◆ WHAT IS NEEDED:
Copy out the listing that follows, exactly, without its pictures.

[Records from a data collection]
▬▬▬▬▬▬
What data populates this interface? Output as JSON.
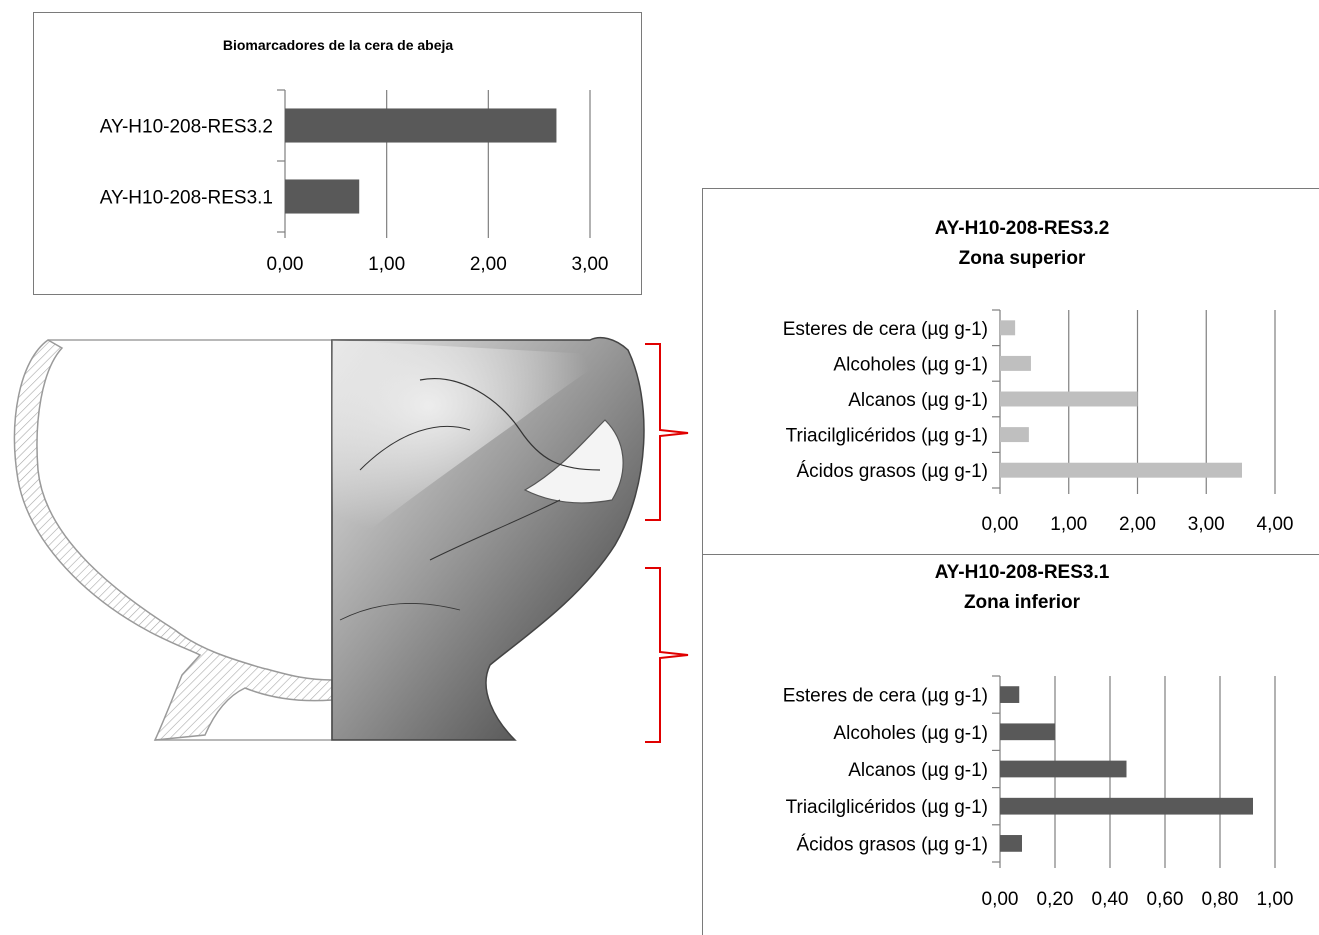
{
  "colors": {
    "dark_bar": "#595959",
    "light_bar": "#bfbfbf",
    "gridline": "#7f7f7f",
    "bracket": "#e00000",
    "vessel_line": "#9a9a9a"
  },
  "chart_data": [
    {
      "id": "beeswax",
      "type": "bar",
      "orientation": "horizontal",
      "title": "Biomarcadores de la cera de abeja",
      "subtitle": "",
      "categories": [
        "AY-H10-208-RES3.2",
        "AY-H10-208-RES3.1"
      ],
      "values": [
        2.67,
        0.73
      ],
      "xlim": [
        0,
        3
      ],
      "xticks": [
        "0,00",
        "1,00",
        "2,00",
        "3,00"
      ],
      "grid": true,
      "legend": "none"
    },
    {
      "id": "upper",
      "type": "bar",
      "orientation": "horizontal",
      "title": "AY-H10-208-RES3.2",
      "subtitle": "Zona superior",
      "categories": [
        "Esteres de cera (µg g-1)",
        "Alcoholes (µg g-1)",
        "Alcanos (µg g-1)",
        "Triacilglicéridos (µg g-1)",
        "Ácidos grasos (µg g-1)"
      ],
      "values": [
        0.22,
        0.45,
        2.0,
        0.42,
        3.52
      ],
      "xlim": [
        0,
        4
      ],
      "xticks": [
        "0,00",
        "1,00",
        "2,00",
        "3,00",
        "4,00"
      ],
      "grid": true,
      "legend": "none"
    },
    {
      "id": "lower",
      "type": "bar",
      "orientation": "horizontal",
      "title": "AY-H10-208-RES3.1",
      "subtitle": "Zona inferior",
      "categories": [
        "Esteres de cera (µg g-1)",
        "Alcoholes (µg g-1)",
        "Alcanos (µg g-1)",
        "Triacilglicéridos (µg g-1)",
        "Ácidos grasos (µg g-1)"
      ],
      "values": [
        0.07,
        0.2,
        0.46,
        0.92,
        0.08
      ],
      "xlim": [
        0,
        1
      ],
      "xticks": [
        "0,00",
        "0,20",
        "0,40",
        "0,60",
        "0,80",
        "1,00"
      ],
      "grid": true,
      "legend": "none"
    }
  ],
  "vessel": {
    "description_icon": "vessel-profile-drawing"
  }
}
▬▬▬▬▬▬
◆ THE COMPLETED TASK:
What data populates this interface? Output as JSON.
{
  "colors": {
    "dark_bar": "#595959",
    "light_bar": "#bfbfbf",
    "gridline": "#7f7f7f",
    "bracket": "#e00000",
    "vessel_line": "#9a9a9a"
  },
  "chart_data": [
    {
      "id": "beeswax",
      "type": "bar",
      "orientation": "horizontal",
      "title": "Biomarcadores de la cera de abeja",
      "subtitle": "",
      "categories": [
        "AY-H10-208-RES3.2",
        "AY-H10-208-RES3.1"
      ],
      "values": [
        2.67,
        0.73
      ],
      "xlim": [
        0,
        3
      ],
      "xticks": [
        "0,00",
        "1,00",
        "2,00",
        "3,00"
      ],
      "grid": true,
      "legend": "none"
    },
    {
      "id": "upper",
      "type": "bar",
      "orientation": "horizontal",
      "title": "AY-H10-208-RES3.2",
      "subtitle": "Zona superior",
      "categories": [
        "Esteres de cera (µg g-1)",
        "Alcoholes (µg g-1)",
        "Alcanos (µg g-1)",
        "Triacilglicéridos (µg g-1)",
        "Ácidos grasos (µg g-1)"
      ],
      "values": [
        0.22,
        0.45,
        2.0,
        0.42,
        3.52
      ],
      "xlim": [
        0,
        4
      ],
      "xticks": [
        "0,00",
        "1,00",
        "2,00",
        "3,00",
        "4,00"
      ],
      "grid": true,
      "legend": "none"
    },
    {
      "id": "lower",
      "type": "bar",
      "orientation": "horizontal",
      "title": "AY-H10-208-RES3.1",
      "subtitle": "Zona inferior",
      "categories": [
        "Esteres de cera (µg g-1)",
        "Alcoholes (µg g-1)",
        "Alcanos (µg g-1)",
        "Triacilglicéridos (µg g-1)",
        "Ácidos grasos (µg g-1)"
      ],
      "values": [
        0.07,
        0.2,
        0.46,
        0.92,
        0.08
      ],
      "xlim": [
        0,
        1
      ],
      "xticks": [
        "0,00",
        "0,20",
        "0,40",
        "0,60",
        "0,80",
        "1,00"
      ],
      "grid": true,
      "legend": "none"
    }
  ],
  "vessel": {
    "description_icon": "vessel-profile-drawing"
  }
}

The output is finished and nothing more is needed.